### Your goal
Below are some entries; can you quote all of them exactly?

Data items
•••

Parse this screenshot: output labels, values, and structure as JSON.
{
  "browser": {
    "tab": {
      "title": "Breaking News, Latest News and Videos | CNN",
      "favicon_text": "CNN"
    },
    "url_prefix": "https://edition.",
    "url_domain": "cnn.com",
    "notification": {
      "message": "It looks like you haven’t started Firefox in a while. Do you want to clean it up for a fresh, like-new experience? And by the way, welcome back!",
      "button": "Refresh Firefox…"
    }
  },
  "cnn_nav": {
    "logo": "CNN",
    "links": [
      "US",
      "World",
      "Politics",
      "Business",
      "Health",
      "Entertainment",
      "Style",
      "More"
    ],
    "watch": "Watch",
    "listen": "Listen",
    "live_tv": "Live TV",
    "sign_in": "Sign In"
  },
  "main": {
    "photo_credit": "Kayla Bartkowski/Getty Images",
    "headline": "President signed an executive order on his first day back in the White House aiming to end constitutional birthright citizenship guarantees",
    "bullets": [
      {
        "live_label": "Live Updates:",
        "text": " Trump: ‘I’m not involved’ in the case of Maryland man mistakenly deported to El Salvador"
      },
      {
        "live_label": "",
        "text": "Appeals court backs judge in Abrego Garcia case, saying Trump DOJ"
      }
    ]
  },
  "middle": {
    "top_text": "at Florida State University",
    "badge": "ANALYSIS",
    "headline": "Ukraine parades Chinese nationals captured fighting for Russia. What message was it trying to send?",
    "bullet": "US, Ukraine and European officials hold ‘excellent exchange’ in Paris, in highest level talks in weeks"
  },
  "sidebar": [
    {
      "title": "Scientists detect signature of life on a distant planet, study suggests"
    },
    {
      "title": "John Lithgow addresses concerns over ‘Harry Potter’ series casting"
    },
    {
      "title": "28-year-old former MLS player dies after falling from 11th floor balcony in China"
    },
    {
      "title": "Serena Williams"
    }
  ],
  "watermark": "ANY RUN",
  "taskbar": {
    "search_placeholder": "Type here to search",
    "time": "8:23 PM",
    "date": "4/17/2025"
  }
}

•••

### Response to this task
Parse this screenshot: output labels, values, and structure as JSON.
{
  "browser": {
    "tab": {
      "title": "Breaking News, Latest News and Videos | CNN",
      "favicon_text": "CNN"
    },
    "url_prefix": "https://edition.",
    "url_domain": "cnn.com",
    "notification": {
      "message": "It looks like you haven’t started Firefox in a while. Do you want to clean it up for a fresh, like-new experience? And by the way, welcome back!",
      "button": "Refresh Firefox…"
    }
  },
  "cnn_nav": {
    "logo": "CNN",
    "links": [
      "US",
      "World",
      "Politics",
      "Business",
      "Health",
      "Entertainment",
      "Style",
      "More"
    ],
    "watch": "Watch",
    "listen": "Listen",
    "live_tv": "Live TV",
    "sign_in": "Sign In"
  },
  "main": {
    "photo_credit": "Kayla Bartkowski/Getty Images",
    "headline": "President signed an executive order on his first day back in the White House aiming to end constitutional birthright citizenship guarantees",
    "bullets": [
      {
        "live_label": "Live Updates:",
        "text": " Trump: ‘I’m not involved’ in the case of Maryland man mistakenly deported to El Salvador"
      },
      {
        "live_label": "",
        "text": "Appeals court backs judge in Abrego Garcia case, saying Trump DOJ"
      }
    ]
  },
  "middle": {
    "top_text": "at Florida State University",
    "badge": "ANALYSIS",
    "headline": "Ukraine parades Chinese nationals captured fighting for Russia. What message was it trying to send?",
    "bullet": "US, Ukraine and European officials hold ‘excellent exchange’ in Paris, in highest level talks in weeks"
  },
  "sidebar": [
    {
      "title": "Scientists detect signature of life on a distant planet, study suggests"
    },
    {
      "title": "John Lithgow addresses concerns over ‘Harry Potter’ series casting"
    },
    {
      "title": "28-year-old former MLS player dies after falling from 11th floor balcony in China"
    },
    {
      "title": "Serena Williams"
    }
  ],
  "watermark": "ANY RUN",
  "taskbar": {
    "search_placeholder": "Type here to search",
    "time": "8:23 PM",
    "date": "4/17/2025"
  }
}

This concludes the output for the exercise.